● **Exercise set**
• A. Answer each question from the passage on damages-based agreements, one answer per line, marked to match.
(i) Under a damages-based agreement, what does a law firm take in payment of its legal fees?
(ii) Which court issued the recent judgment?
(iii) What was the stated rationale for introducing the 2013 Regulations?
• B. Decide whether each statement agrees with the passage on damages-based agreements. Answer yes or no and quote the words that settle it.
(i) Damages-based agreements have been widely adopted by the legal community.
(ii) The 2013 Regulations are considered poorly drafted.
(iii) The recent judgment has resolved all the wider questions.
• C. Reproduce the passage on damages-based agreements word for word, starting at "Law firms entering" and ending at "questions still remain.".

● **Excerpted text**
================

Law firms entering damages-based agreements face a catch-22: they risk either being left out of pocket if the client terminates the retainer early or invalidating an agreement by including termination provisions to safeguard against this. A recent judgment from the Court of Appeal is a welcome island of clarity in a sea of uncertainty. However, while law firms can now take confidence in including protection against early termination by a client, important wider questions still remain.

Damages-based agreements (DBAs), where a law firm takes a share of damages in payment of their legal fees, have not been widely taken up by the legal community. The Damages-Based Agreements Regulations 2013 (SI 2013/609) (2013 Regulations), which were enacted to govern agreements of this nature, are considered to be poorly drafted. In relation to including termination provisions in DBAs, law firms have been left with a catch-22: they risk either being left out of pocket if the client terminates the retainer early or invalidating an agreement by including provisions to guard against this. This has undermined the rationale for introducing the 2013 Regulations in the first place; that is, to provide litigants with as many funding methods as possible in order to promote access to justice (see box “The introduction of DBAs”).

================

● **Material provided**
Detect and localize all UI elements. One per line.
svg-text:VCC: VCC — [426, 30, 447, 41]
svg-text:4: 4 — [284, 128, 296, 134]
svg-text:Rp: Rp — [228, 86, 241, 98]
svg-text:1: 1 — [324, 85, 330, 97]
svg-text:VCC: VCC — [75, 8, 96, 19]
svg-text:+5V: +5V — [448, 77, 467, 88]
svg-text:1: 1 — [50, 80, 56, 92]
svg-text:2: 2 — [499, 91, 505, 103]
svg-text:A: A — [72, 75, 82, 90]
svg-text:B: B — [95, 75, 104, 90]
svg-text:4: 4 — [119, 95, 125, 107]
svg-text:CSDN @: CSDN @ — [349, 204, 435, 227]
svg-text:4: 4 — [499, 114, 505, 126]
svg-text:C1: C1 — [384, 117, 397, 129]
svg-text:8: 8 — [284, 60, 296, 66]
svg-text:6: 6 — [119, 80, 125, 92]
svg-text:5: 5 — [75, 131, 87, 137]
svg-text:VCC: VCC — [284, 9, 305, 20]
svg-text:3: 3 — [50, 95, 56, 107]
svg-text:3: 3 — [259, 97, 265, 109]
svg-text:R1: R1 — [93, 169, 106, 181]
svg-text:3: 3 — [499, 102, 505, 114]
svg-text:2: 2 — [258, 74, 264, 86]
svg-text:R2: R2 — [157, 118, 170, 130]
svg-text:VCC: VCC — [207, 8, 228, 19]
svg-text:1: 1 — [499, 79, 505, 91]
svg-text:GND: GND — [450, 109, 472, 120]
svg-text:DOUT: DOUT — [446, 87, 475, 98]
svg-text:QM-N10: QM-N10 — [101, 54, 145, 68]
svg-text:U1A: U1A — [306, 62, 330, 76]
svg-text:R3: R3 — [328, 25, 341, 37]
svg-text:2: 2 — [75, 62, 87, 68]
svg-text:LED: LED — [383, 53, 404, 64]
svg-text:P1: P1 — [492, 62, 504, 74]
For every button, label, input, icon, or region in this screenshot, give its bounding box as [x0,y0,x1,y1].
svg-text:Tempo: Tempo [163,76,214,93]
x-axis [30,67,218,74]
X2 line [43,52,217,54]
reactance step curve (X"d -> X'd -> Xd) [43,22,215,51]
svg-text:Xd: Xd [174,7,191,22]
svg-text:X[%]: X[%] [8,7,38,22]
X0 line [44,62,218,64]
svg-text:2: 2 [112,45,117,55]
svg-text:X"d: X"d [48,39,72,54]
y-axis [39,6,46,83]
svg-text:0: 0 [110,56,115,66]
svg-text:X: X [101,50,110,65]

================

● **Expected responses**
• A.
(i) A share of damages.
(ii) The Court of Appeal.
(iii) To provide litigants with as many funding methods as possible in order to promote access to justice.

• B.
(i) No: "have not been widely taken up by the legal community"
(ii) Yes: "are considered to be poorly drafted"
(iii) No: "important wider questions still remain"

• C.
Law firms entering damages-based agreements face a catch-22: they risk either being left out of pocket if the client terminates the retainer early or invalidating an agreement by including termination provisions to safeguard against this. A recent judgment from the Court of Appeal is a welcome island of clarity in a sea of uncertainty. However, while law firms can now take confidence in including protection against early termination by a client, important wider questions still remain.